* Task goal *
Repeat every record exactly, but keep images out of the copy.
----- Data section
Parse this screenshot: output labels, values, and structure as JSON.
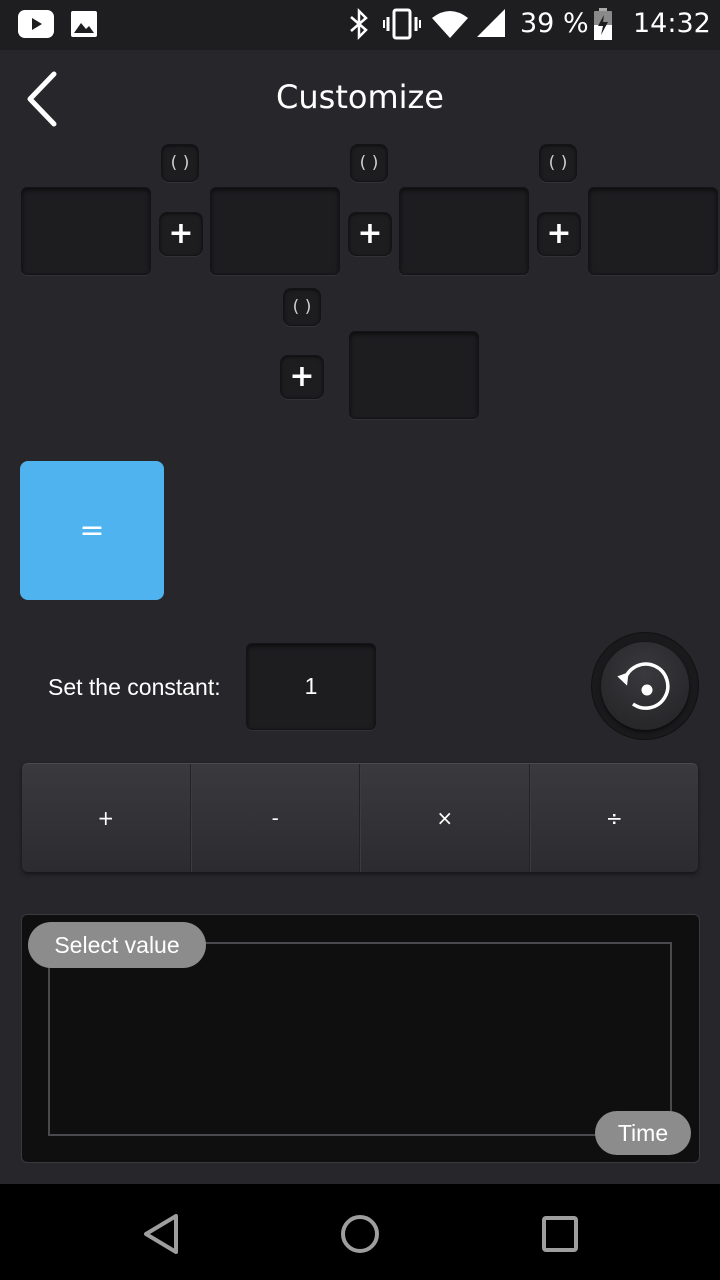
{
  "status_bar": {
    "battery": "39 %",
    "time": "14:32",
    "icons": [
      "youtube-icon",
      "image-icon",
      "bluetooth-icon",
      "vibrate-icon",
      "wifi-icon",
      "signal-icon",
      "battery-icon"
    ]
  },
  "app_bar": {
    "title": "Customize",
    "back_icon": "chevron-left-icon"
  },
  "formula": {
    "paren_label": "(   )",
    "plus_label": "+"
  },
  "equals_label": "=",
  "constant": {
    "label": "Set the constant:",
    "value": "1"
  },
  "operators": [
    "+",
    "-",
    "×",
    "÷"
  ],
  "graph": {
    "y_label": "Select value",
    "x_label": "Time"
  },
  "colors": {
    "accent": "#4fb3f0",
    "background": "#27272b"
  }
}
----------
* Reply *
Parse this screenshot: output labels, values, and structure as JSON.
{
  "status_bar": {
    "battery": "39 %",
    "time": "14:32",
    "icons": [
      "youtube-icon",
      "image-icon",
      "bluetooth-icon",
      "vibrate-icon",
      "wifi-icon",
      "signal-icon",
      "battery-icon"
    ]
  },
  "app_bar": {
    "title": "Customize",
    "back_icon": "chevron-left-icon"
  },
  "formula": {
    "paren_label": "(   )",
    "plus_label": "+"
  },
  "equals_label": "=",
  "constant": {
    "label": "Set the constant:",
    "value": "1"
  },
  "operators": [
    "+",
    "-",
    "×",
    "÷"
  ],
  "graph": {
    "y_label": "Select value",
    "x_label": "Time"
  },
  "colors": {
    "accent": "#4fb3f0",
    "background": "#27272b"
  }
}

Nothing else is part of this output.